* [MATERIAL FOR THIS TASK]

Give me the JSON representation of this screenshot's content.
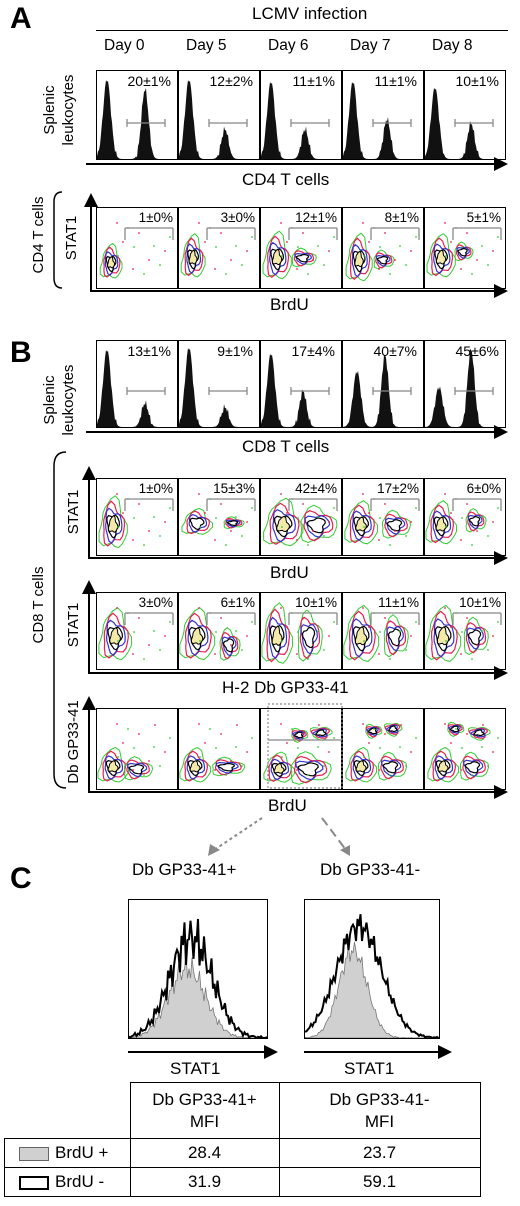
{
  "panel_a": {
    "letter": "A",
    "header": "LCMV infection",
    "days": [
      "Day 0",
      "Day 5",
      "Day 6",
      "Day 7",
      "Day 8"
    ],
    "hist_ylabel_line1": "Splenic",
    "hist_ylabel_line2": "leukocytes",
    "hist_percents": [
      "20±1%",
      "12±2%",
      "11±1%",
      "11±1%",
      "10±1%"
    ],
    "hist_xlabel": "CD4 T cells",
    "group_label": "CD4 T cells",
    "contour_ylabel": "STAT1",
    "contour_percents": [
      "1±0%",
      "3±0%",
      "12±1%",
      "8±1%",
      "5±1%"
    ],
    "contour_xlabel": "BrdU"
  },
  "panel_b": {
    "letter": "B",
    "hist_ylabel_line1": "Splenic",
    "hist_ylabel_line2": "leukocytes",
    "hist_percents": [
      "13±1%",
      "9±1%",
      "17±4%",
      "40±7%",
      "45±6%"
    ],
    "hist_xlabel": "CD8 T cells",
    "group_label": "CD8 T cells",
    "row1_ylabel": "STAT1",
    "row1_percents": [
      "1±0%",
      "15±3%",
      "42±4%",
      "17±2%",
      "6±0%"
    ],
    "row1_xlabel": "BrdU",
    "row2_ylabel": "STAT1",
    "row2_percents": [
      "3±0%",
      "6±1%",
      "10±1%",
      "11±1%",
      "10±1%"
    ],
    "row2_xlabel": "H-2 Db GP33-41",
    "row3_ylabel": "Db GP33-41",
    "row3_xlabel": "BrdU"
  },
  "panel_c": {
    "letter": "C",
    "left_title": "Db GP33-41+",
    "right_title": "Db GP33-41-",
    "left_xlabel": "STAT1",
    "right_xlabel": "STAT1",
    "table": {
      "col1_line1": "Db GP33-41+",
      "col1_line2": "MFI",
      "col2_line1": "Db GP33-41-",
      "col2_line2": "MFI",
      "rows": [
        {
          "label": "BrdU +",
          "v1": "28.4",
          "v2": "23.7"
        },
        {
          "label": "BrdU -",
          "v1": "31.9",
          "v2": "59.1"
        }
      ]
    }
  },
  "colors": {
    "contour_outer": "#33cc33",
    "contour_mid": "#e8204f",
    "contour_inner": "#3333cc",
    "contour_core": "#000000",
    "contour_fill": "#f3e9a8",
    "hist_fill": "#d0d0d0"
  }
}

* [WORK TO BE COMPLETED] Quote the records above in full, dropping each picture.

* [RESULT]
Give me the JSON representation of this screenshot's content.
{
  "panel_a": {
    "letter": "A",
    "header": "LCMV infection",
    "days": [
      "Day 0",
      "Day 5",
      "Day 6",
      "Day 7",
      "Day 8"
    ],
    "hist_ylabel_line1": "Splenic",
    "hist_ylabel_line2": "leukocytes",
    "hist_percents": [
      "20±1%",
      "12±2%",
      "11±1%",
      "11±1%",
      "10±1%"
    ],
    "hist_xlabel": "CD4 T cells",
    "group_label": "CD4 T cells",
    "contour_ylabel": "STAT1",
    "contour_percents": [
      "1±0%",
      "3±0%",
      "12±1%",
      "8±1%",
      "5±1%"
    ],
    "contour_xlabel": "BrdU"
  },
  "panel_b": {
    "letter": "B",
    "hist_ylabel_line1": "Splenic",
    "hist_ylabel_line2": "leukocytes",
    "hist_percents": [
      "13±1%",
      "9±1%",
      "17±4%",
      "40±7%",
      "45±6%"
    ],
    "hist_xlabel": "CD8 T cells",
    "group_label": "CD8 T cells",
    "row1_ylabel": "STAT1",
    "row1_percents": [
      "1±0%",
      "15±3%",
      "42±4%",
      "17±2%",
      "6±0%"
    ],
    "row1_xlabel": "BrdU",
    "row2_ylabel": "STAT1",
    "row2_percents": [
      "3±0%",
      "6±1%",
      "10±1%",
      "11±1%",
      "10±1%"
    ],
    "row2_xlabel": "H-2 Db GP33-41",
    "row3_ylabel": "Db GP33-41",
    "row3_xlabel": "BrdU"
  },
  "panel_c": {
    "letter": "C",
    "left_title": "Db GP33-41+",
    "right_title": "Db GP33-41-",
    "left_xlabel": "STAT1",
    "right_xlabel": "STAT1",
    "table": {
      "col1_line1": "Db GP33-41+",
      "col1_line2": "MFI",
      "col2_line1": "Db GP33-41-",
      "col2_line2": "MFI",
      "rows": [
        {
          "label": "BrdU +",
          "v1": "28.4",
          "v2": "23.7"
        },
        {
          "label": "BrdU -",
          "v1": "31.9",
          "v2": "59.1"
        }
      ]
    }
  },
  "colors": {
    "contour_outer": "#33cc33",
    "contour_mid": "#e8204f",
    "contour_inner": "#3333cc",
    "contour_core": "#000000",
    "contour_fill": "#f3e9a8",
    "hist_fill": "#d0d0d0"
  }
}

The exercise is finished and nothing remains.